Exercise:
Transcribe the material exactly. Images do not belong in the copy.

━━━

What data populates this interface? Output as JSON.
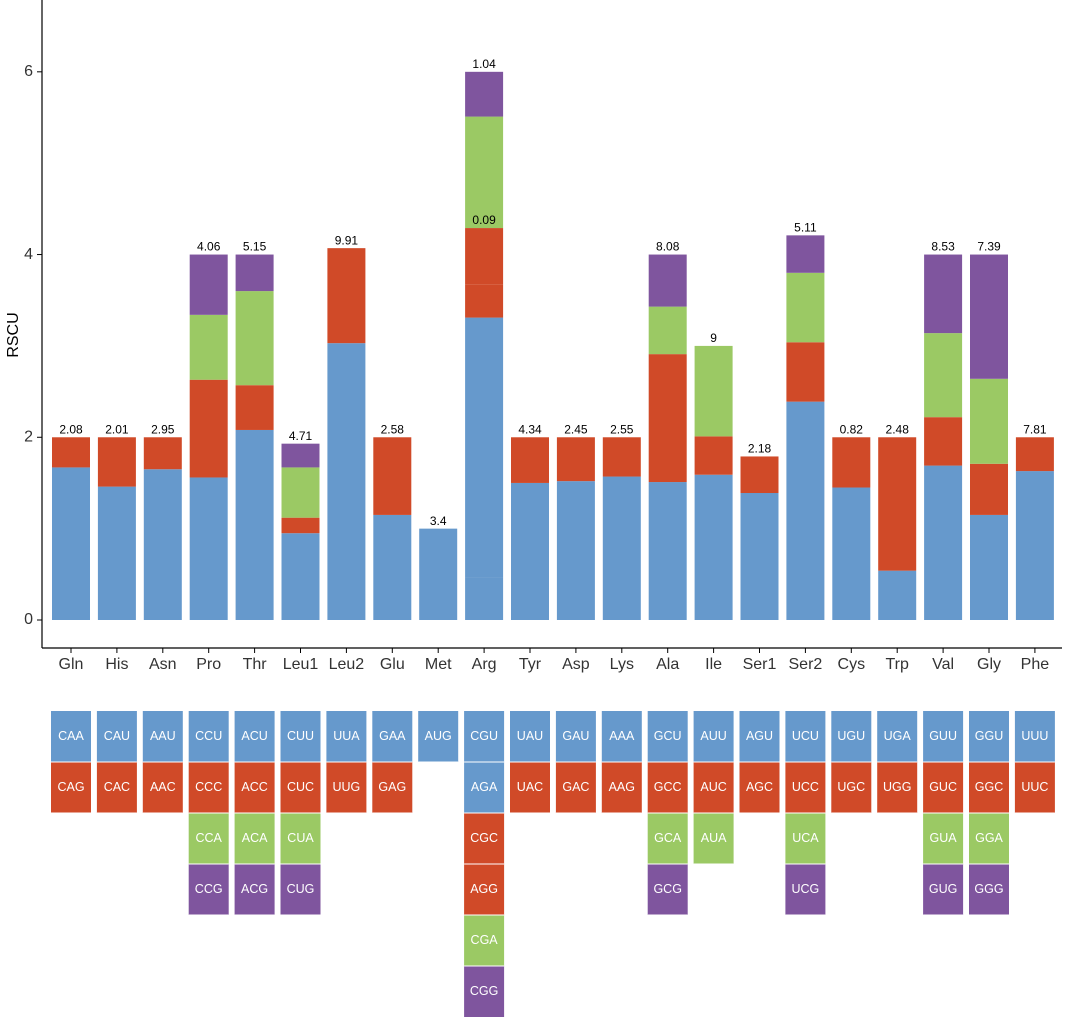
{
  "chart_data": {
    "type": "stacked-bar",
    "y_label": "RSCU",
    "categories": [
      "Gln",
      "His",
      "Asn",
      "Pro",
      "Thr",
      "Leu1",
      "Leu2",
      "Glu",
      "Met",
      "Arg",
      "Tyr",
      "Asp",
      "Lys",
      "Ala",
      "Ile",
      "Ser1",
      "Ser2",
      "Cys",
      "Trp",
      "Val",
      "Gly",
      "Phe"
    ],
    "ylim": [
      0,
      6.6
    ],
    "yticks": [
      0,
      2,
      4,
      6
    ],
    "top_labels": [
      "2.08",
      "2.01",
      "2.95",
      "4.06",
      "5.15",
      "4.71",
      "9.91",
      "2.58",
      "3.4",
      "1.04",
      "4.34",
      "2.45",
      "2.55",
      "8.08",
      "9",
      "2.18",
      "5.11",
      "0.82",
      "2.48",
      "8.53",
      "7.39",
      "7.81"
    ],
    "inner_labels": [
      null,
      null,
      null,
      null,
      null,
      null,
      null,
      null,
      null,
      "0.09",
      null,
      null,
      null,
      null,
      null,
      null,
      null,
      null,
      null,
      null,
      null,
      null
    ],
    "series": [
      {
        "color": "#6699cc",
        "values": [
          1.67,
          1.46,
          1.65,
          1.56,
          2.08,
          0.95,
          3.03,
          1.15,
          1.0,
          0.47,
          1.5,
          1.52,
          1.57,
          1.51,
          1.59,
          1.39,
          2.39,
          1.45,
          0.54,
          1.69,
          1.15,
          1.63
        ],
        "codons": [
          "CAA",
          "CAU",
          "AAU",
          "CCU",
          "ACU",
          "CUU",
          "UUA",
          "GAA",
          "AUG",
          "CGU",
          "UAU",
          "GAU",
          "AAA",
          "GCU",
          "AUU",
          "AGU",
          "UCU",
          "UGU",
          "UGA",
          "GUU",
          "GGU",
          "UUU"
        ]
      },
      {
        "color": "#6699cc",
        "values": [
          null,
          null,
          null,
          null,
          null,
          null,
          null,
          null,
          null,
          2.84,
          null,
          null,
          null,
          null,
          null,
          null,
          null,
          null,
          null,
          null,
          null,
          null
        ],
        "codons": [
          null,
          null,
          null,
          null,
          null,
          null,
          null,
          null,
          null,
          "AGA",
          null,
          null,
          null,
          null,
          null,
          null,
          null,
          null,
          null,
          null,
          null,
          null
        ]
      },
      {
        "color": "#d04a28",
        "values": [
          0.33,
          0.54,
          0.35,
          1.07,
          0.49,
          0.17,
          1.04,
          0.85,
          null,
          0.36,
          0.5,
          0.48,
          0.43,
          1.4,
          0.42,
          0.4,
          0.65,
          0.55,
          1.46,
          0.53,
          0.56,
          0.37
        ],
        "codons": [
          "CAG",
          "CAC",
          "AAC",
          "CCC",
          "ACC",
          "CUC",
          "UUG",
          "GAG",
          null,
          "CGC",
          "UAC",
          "GAC",
          "AAG",
          "GCC",
          "AUC",
          "AGC",
          "UCC",
          "UGC",
          "UGG",
          "GUC",
          "GGC",
          "UUC"
        ]
      },
      {
        "color": "#d04a28",
        "values": [
          null,
          null,
          null,
          null,
          null,
          null,
          null,
          null,
          null,
          0.62,
          null,
          null,
          null,
          null,
          null,
          null,
          null,
          null,
          null,
          null,
          null,
          null
        ],
        "codons": [
          null,
          null,
          null,
          null,
          null,
          null,
          null,
          null,
          null,
          "AGG",
          null,
          null,
          null,
          null,
          null,
          null,
          null,
          null,
          null,
          null,
          null,
          null
        ]
      },
      {
        "color": "#9bc964",
        "values": [
          null,
          null,
          null,
          0.71,
          1.03,
          0.55,
          null,
          null,
          null,
          1.22,
          null,
          null,
          null,
          0.52,
          0.99,
          null,
          0.76,
          null,
          null,
          0.92,
          0.93,
          null
        ],
        "codons": [
          null,
          null,
          null,
          "CCA",
          "ACA",
          "CUA",
          null,
          null,
          null,
          "CGA",
          null,
          null,
          null,
          "GCA",
          "AUA",
          null,
          "UCA",
          null,
          null,
          "GUA",
          "GGA",
          null
        ]
      },
      {
        "color": "#7f559e",
        "values": [
          null,
          null,
          null,
          0.66,
          0.4,
          0.26,
          null,
          null,
          null,
          0.49,
          null,
          null,
          null,
          0.57,
          null,
          null,
          0.41,
          null,
          null,
          0.86,
          1.36,
          null
        ],
        "codons": [
          null,
          null,
          null,
          "CCG",
          "ACG",
          "CUG",
          null,
          null,
          null,
          "CGG",
          null,
          null,
          null,
          "GCG",
          null,
          null,
          "UCG",
          null,
          null,
          "GUG",
          "GGG",
          null
        ]
      }
    ]
  }
}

━━━

Full solution:
What data populates this interface? Output as JSON.
{
  "chart_data": {
    "type": "stacked-bar",
    "y_label": "RSCU",
    "categories": [
      "Gln",
      "His",
      "Asn",
      "Pro",
      "Thr",
      "Leu1",
      "Leu2",
      "Glu",
      "Met",
      "Arg",
      "Tyr",
      "Asp",
      "Lys",
      "Ala",
      "Ile",
      "Ser1",
      "Ser2",
      "Cys",
      "Trp",
      "Val",
      "Gly",
      "Phe"
    ],
    "ylim": [
      0,
      6.6
    ],
    "yticks": [
      0,
      2,
      4,
      6
    ],
    "top_labels": [
      "2.08",
      "2.01",
      "2.95",
      "4.06",
      "5.15",
      "4.71",
      "9.91",
      "2.58",
      "3.4",
      "1.04",
      "4.34",
      "2.45",
      "2.55",
      "8.08",
      "9",
      "2.18",
      "5.11",
      "0.82",
      "2.48",
      "8.53",
      "7.39",
      "7.81"
    ],
    "inner_labels": [
      null,
      null,
      null,
      null,
      null,
      null,
      null,
      null,
      null,
      "0.09",
      null,
      null,
      null,
      null,
      null,
      null,
      null,
      null,
      null,
      null,
      null,
      null
    ],
    "series": [
      {
        "color": "#6699cc",
        "values": [
          1.67,
          1.46,
          1.65,
          1.56,
          2.08,
          0.95,
          3.03,
          1.15,
          1.0,
          0.47,
          1.5,
          1.52,
          1.57,
          1.51,
          1.59,
          1.39,
          2.39,
          1.45,
          0.54,
          1.69,
          1.15,
          1.63
        ],
        "codons": [
          "CAA",
          "CAU",
          "AAU",
          "CCU",
          "ACU",
          "CUU",
          "UUA",
          "GAA",
          "AUG",
          "CGU",
          "UAU",
          "GAU",
          "AAA",
          "GCU",
          "AUU",
          "AGU",
          "UCU",
          "UGU",
          "UGA",
          "GUU",
          "GGU",
          "UUU"
        ]
      },
      {
        "color": "#6699cc",
        "values": [
          null,
          null,
          null,
          null,
          null,
          null,
          null,
          null,
          null,
          2.84,
          null,
          null,
          null,
          null,
          null,
          null,
          null,
          null,
          null,
          null,
          null,
          null
        ],
        "codons": [
          null,
          null,
          null,
          null,
          null,
          null,
          null,
          null,
          null,
          "AGA",
          null,
          null,
          null,
          null,
          null,
          null,
          null,
          null,
          null,
          null,
          null,
          null
        ]
      },
      {
        "color": "#d04a28",
        "values": [
          0.33,
          0.54,
          0.35,
          1.07,
          0.49,
          0.17,
          1.04,
          0.85,
          null,
          0.36,
          0.5,
          0.48,
          0.43,
          1.4,
          0.42,
          0.4,
          0.65,
          0.55,
          1.46,
          0.53,
          0.56,
          0.37
        ],
        "codons": [
          "CAG",
          "CAC",
          "AAC",
          "CCC",
          "ACC",
          "CUC",
          "UUG",
          "GAG",
          null,
          "CGC",
          "UAC",
          "GAC",
          "AAG",
          "GCC",
          "AUC",
          "AGC",
          "UCC",
          "UGC",
          "UGG",
          "GUC",
          "GGC",
          "UUC"
        ]
      },
      {
        "color": "#d04a28",
        "values": [
          null,
          null,
          null,
          null,
          null,
          null,
          null,
          null,
          null,
          0.62,
          null,
          null,
          null,
          null,
          null,
          null,
          null,
          null,
          null,
          null,
          null,
          null
        ],
        "codons": [
          null,
          null,
          null,
          null,
          null,
          null,
          null,
          null,
          null,
          "AGG",
          null,
          null,
          null,
          null,
          null,
          null,
          null,
          null,
          null,
          null,
          null,
          null
        ]
      },
      {
        "color": "#9bc964",
        "values": [
          null,
          null,
          null,
          0.71,
          1.03,
          0.55,
          null,
          null,
          null,
          1.22,
          null,
          null,
          null,
          0.52,
          0.99,
          null,
          0.76,
          null,
          null,
          0.92,
          0.93,
          null
        ],
        "codons": [
          null,
          null,
          null,
          "CCA",
          "ACA",
          "CUA",
          null,
          null,
          null,
          "CGA",
          null,
          null,
          null,
          "GCA",
          "AUA",
          null,
          "UCA",
          null,
          null,
          "GUA",
          "GGA",
          null
        ]
      },
      {
        "color": "#7f559e",
        "values": [
          null,
          null,
          null,
          0.66,
          0.4,
          0.26,
          null,
          null,
          null,
          0.49,
          null,
          null,
          null,
          0.57,
          null,
          null,
          0.41,
          null,
          null,
          0.86,
          1.36,
          null
        ],
        "codons": [
          null,
          null,
          null,
          "CCG",
          "ACG",
          "CUG",
          null,
          null,
          null,
          "CGG",
          null,
          null,
          null,
          "GCG",
          null,
          null,
          "UCG",
          null,
          null,
          "GUG",
          "GGG",
          null
        ]
      }
    ]
  }
}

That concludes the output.